▶ **Stored records**
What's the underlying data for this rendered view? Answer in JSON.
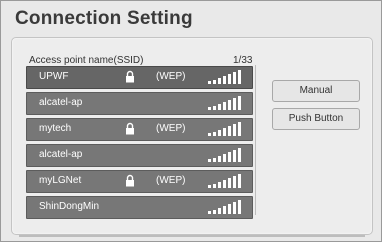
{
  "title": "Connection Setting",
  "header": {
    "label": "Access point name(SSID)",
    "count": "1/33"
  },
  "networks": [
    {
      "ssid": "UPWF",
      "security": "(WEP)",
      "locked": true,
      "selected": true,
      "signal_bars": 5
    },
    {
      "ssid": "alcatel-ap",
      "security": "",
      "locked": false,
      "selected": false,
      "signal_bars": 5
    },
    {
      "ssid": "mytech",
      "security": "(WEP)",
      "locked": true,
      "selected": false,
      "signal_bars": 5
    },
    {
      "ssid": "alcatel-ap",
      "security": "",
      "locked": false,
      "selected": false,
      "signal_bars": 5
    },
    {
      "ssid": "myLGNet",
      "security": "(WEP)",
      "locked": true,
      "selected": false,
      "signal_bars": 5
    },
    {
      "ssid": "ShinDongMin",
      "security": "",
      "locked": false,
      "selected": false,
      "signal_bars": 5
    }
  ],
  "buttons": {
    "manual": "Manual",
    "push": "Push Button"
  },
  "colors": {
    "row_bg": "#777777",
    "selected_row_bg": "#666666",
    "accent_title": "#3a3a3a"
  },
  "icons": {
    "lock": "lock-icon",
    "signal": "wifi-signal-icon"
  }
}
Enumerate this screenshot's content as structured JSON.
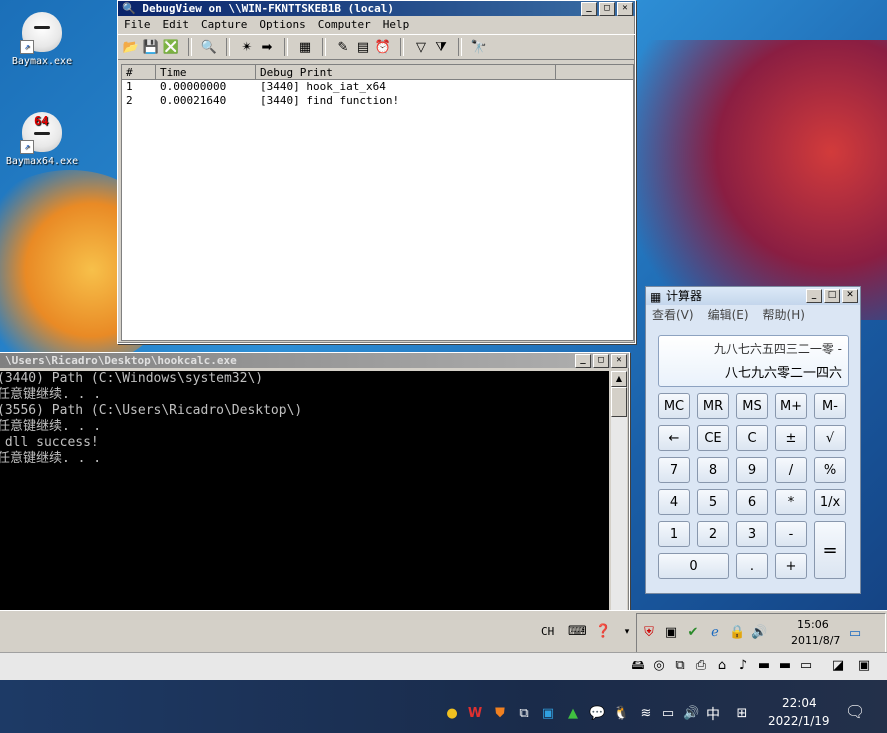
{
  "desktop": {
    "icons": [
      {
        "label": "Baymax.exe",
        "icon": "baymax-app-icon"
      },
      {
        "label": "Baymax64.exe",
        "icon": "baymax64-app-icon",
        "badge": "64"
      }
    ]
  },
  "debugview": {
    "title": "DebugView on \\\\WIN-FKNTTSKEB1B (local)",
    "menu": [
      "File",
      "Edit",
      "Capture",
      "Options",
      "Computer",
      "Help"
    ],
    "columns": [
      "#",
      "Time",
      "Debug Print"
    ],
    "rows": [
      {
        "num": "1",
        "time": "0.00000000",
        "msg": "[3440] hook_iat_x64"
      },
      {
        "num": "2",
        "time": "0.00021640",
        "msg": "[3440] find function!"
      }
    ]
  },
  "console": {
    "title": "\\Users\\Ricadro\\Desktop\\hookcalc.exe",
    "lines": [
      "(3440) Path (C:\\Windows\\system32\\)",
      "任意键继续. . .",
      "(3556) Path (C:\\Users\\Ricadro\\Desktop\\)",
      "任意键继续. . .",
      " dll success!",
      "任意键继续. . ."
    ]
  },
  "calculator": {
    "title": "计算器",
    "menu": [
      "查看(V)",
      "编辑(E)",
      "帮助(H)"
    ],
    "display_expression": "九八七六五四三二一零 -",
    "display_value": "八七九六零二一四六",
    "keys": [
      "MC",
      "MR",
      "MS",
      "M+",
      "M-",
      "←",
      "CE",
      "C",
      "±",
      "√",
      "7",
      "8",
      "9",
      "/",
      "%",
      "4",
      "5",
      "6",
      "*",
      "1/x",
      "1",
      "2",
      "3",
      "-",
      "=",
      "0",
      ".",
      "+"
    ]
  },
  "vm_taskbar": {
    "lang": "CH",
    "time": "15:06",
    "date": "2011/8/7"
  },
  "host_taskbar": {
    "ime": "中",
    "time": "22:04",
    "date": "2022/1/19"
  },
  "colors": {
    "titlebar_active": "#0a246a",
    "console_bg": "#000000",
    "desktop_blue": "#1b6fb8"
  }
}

---

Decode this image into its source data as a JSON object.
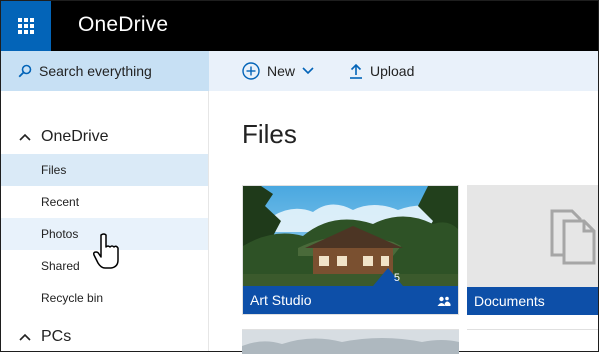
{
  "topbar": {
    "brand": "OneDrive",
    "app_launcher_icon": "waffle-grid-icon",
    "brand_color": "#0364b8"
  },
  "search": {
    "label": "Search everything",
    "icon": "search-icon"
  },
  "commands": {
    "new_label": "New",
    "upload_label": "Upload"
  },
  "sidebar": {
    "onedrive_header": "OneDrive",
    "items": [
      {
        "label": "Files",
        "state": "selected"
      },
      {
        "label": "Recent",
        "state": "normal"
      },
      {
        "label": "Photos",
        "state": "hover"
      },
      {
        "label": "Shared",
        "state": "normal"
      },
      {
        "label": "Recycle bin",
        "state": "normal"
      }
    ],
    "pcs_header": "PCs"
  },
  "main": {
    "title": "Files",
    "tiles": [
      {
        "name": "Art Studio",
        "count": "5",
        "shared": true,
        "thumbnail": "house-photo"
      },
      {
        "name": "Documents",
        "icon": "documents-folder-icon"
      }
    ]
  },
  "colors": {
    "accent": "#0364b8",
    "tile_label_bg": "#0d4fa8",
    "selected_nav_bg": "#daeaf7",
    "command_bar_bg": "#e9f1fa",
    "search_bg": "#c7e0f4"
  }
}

▶ **Stated problem**
Pick out every line above that contains the word "name" and copy it.

▶ **Solution to this task**
    "label": "Access point name(SSID)",
        "name": "Art Studio",
        "name": "Documents",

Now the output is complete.